GIVEN INSTRUCTION: Revise the lines from the first one through the line with "legend-swatch-hatch xyxy=(409,410,421,422)": change "legend-label" to "legend-text" wherever it appears and leave everything else untouched.
## begin SUPPLIED ENTRIES
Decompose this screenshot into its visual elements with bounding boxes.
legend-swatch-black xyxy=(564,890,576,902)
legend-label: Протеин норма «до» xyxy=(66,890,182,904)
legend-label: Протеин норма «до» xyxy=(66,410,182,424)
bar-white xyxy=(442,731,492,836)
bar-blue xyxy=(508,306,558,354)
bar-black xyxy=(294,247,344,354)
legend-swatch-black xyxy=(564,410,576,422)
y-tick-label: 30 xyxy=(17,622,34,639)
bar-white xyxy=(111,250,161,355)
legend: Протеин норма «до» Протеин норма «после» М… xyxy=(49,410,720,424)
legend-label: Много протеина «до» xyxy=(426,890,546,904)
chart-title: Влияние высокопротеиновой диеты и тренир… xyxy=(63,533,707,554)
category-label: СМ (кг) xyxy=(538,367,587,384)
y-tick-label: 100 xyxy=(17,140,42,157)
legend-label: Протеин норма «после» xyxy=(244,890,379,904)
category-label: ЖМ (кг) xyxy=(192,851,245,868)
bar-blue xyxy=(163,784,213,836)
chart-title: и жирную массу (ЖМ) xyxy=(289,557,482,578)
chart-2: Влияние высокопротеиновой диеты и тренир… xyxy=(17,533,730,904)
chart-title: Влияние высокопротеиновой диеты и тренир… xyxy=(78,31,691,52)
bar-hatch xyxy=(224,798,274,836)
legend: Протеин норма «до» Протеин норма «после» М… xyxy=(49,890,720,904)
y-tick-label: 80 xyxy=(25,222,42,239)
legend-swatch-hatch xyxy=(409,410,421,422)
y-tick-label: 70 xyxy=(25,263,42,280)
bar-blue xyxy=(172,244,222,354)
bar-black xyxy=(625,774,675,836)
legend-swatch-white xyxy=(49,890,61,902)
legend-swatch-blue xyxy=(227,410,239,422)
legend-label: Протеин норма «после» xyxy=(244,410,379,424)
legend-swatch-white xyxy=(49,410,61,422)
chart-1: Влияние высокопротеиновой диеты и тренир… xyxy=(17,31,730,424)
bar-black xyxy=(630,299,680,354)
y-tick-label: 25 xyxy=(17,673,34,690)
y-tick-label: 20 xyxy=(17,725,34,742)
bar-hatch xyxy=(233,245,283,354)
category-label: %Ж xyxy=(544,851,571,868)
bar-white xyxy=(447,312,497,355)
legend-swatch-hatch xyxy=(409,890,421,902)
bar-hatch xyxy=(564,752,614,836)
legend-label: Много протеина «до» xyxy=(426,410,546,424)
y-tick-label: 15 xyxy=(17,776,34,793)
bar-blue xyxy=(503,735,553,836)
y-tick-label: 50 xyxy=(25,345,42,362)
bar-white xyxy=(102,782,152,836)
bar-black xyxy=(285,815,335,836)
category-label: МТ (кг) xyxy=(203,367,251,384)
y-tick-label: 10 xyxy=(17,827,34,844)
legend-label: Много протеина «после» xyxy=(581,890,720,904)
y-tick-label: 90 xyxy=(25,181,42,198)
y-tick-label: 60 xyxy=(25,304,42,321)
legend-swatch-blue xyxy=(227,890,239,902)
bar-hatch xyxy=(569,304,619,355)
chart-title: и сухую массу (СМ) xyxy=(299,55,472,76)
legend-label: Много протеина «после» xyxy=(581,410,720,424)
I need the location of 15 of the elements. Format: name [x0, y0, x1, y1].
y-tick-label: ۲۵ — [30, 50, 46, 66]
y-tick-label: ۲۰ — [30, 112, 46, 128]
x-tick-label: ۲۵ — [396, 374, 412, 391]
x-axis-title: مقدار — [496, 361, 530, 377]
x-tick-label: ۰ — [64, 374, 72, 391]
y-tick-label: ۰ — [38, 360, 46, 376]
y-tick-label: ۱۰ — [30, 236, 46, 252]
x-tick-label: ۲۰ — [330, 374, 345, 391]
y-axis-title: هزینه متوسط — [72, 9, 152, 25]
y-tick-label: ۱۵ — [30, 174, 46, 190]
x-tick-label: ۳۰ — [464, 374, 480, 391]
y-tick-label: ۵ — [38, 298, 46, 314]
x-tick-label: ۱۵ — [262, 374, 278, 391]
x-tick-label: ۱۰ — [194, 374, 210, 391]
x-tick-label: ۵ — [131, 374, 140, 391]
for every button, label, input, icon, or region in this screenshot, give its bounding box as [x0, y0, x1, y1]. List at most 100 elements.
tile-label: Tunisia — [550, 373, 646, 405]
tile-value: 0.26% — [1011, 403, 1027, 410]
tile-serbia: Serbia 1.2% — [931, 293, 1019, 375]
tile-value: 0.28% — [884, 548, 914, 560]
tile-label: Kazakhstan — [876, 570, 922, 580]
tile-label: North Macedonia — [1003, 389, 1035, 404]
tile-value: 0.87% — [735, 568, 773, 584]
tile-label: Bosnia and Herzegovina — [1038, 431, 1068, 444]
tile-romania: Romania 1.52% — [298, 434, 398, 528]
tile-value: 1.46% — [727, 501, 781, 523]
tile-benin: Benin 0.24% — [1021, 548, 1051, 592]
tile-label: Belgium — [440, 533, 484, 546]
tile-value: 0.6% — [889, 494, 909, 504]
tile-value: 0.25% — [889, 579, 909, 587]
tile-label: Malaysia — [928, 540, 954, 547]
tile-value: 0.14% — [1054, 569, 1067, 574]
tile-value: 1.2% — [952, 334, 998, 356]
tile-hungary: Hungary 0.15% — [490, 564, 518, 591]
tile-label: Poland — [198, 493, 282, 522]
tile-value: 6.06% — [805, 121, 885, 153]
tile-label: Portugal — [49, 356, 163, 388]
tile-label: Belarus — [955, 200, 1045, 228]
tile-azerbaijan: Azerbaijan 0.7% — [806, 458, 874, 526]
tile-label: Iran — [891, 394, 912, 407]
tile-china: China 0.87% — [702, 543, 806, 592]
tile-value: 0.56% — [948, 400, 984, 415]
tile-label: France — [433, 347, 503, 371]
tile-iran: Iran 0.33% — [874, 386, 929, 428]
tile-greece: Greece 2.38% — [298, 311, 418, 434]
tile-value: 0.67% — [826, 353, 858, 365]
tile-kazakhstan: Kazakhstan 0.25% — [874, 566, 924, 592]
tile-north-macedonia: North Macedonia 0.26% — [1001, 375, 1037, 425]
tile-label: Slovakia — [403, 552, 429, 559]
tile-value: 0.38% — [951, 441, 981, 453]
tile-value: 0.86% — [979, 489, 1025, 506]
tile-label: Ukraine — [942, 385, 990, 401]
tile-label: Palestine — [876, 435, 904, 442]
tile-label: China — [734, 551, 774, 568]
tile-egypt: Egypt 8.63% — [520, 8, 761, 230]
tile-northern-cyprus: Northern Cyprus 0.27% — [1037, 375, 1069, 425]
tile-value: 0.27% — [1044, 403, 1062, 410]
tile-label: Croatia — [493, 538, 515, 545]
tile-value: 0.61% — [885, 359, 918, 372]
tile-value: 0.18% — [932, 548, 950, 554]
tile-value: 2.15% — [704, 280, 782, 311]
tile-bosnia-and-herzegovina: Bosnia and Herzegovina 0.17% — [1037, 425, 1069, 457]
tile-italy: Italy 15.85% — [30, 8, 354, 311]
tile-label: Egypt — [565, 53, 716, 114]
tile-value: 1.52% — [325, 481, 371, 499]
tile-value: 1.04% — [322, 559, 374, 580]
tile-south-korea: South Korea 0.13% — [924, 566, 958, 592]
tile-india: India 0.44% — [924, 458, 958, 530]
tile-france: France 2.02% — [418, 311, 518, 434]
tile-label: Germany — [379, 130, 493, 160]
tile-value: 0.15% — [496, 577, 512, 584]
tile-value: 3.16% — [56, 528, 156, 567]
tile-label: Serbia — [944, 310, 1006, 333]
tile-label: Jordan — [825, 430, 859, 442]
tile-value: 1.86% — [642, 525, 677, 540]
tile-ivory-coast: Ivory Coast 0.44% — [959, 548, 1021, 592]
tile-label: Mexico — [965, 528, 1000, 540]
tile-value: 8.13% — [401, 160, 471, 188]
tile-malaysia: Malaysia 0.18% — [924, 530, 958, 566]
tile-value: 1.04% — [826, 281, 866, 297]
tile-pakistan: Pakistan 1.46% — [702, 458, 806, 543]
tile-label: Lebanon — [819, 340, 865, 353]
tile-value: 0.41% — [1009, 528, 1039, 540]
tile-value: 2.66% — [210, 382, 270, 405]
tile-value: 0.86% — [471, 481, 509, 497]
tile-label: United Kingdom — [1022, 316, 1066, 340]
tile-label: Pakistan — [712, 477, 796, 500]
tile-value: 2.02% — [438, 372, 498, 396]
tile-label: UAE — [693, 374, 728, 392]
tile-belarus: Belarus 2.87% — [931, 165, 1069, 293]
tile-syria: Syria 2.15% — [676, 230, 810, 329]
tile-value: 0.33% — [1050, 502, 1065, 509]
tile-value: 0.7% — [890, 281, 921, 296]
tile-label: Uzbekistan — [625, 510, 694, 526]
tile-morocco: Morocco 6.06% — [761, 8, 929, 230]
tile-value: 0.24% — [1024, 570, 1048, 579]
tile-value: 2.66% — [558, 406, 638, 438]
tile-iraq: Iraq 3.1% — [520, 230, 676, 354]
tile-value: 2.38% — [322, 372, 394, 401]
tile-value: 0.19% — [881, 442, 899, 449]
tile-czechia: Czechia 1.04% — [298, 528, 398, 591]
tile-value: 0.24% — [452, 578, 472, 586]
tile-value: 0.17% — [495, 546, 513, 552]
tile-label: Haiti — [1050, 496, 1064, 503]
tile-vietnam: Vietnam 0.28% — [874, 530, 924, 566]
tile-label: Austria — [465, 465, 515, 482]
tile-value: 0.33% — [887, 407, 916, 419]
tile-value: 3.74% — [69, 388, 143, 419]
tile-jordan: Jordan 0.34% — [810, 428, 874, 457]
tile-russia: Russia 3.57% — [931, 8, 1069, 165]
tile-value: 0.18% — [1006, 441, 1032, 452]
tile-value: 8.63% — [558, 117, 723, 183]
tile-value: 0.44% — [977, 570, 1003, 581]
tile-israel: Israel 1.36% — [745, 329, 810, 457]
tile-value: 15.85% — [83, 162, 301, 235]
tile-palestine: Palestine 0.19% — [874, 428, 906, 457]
## end SUPPLIED ENTRIES
ANSWER TO THIS TASK:
Decompose this screenshot into its visual elements with bounding boxes.
legend-swatch-black xyxy=(564,890,576,902)
legend-text: Протеин норма «до» xyxy=(66,890,182,904)
legend-text: Протеин норма «до» xyxy=(66,410,182,424)
bar-white xyxy=(442,731,492,836)
bar-blue xyxy=(508,306,558,354)
bar-black xyxy=(294,247,344,354)
legend-swatch-black xyxy=(564,410,576,422)
y-tick-label: 30 xyxy=(17,622,34,639)
bar-white xyxy=(111,250,161,355)
legend: Протеин норма «до» Протеин норма «после» М… xyxy=(49,410,720,424)
legend-text: Много протеина «до» xyxy=(426,890,546,904)
chart-title: Влияние высокопротеиновой диеты и тренир… xyxy=(63,533,707,554)
category-label: СМ (кг) xyxy=(538,367,587,384)
y-tick-label: 100 xyxy=(17,140,42,157)
legend-text: Протеин норма «после» xyxy=(244,890,379,904)
category-label: ЖМ (кг) xyxy=(192,851,245,868)
bar-blue xyxy=(163,784,213,836)
chart-title: и жирную массу (ЖМ) xyxy=(289,557,482,578)
chart-2: Влияние высокопротеиновой диеты и тренир… xyxy=(17,533,730,904)
chart-title: Влияние высокопротеиновой диеты и тренир… xyxy=(78,31,691,52)
bar-hatch xyxy=(224,798,274,836)
legend: Протеин норма «до» Протеин норма «после» М… xyxy=(49,890,720,904)
y-tick-label: 80 xyxy=(25,222,42,239)
legend-swatch-hatch xyxy=(409,410,421,422)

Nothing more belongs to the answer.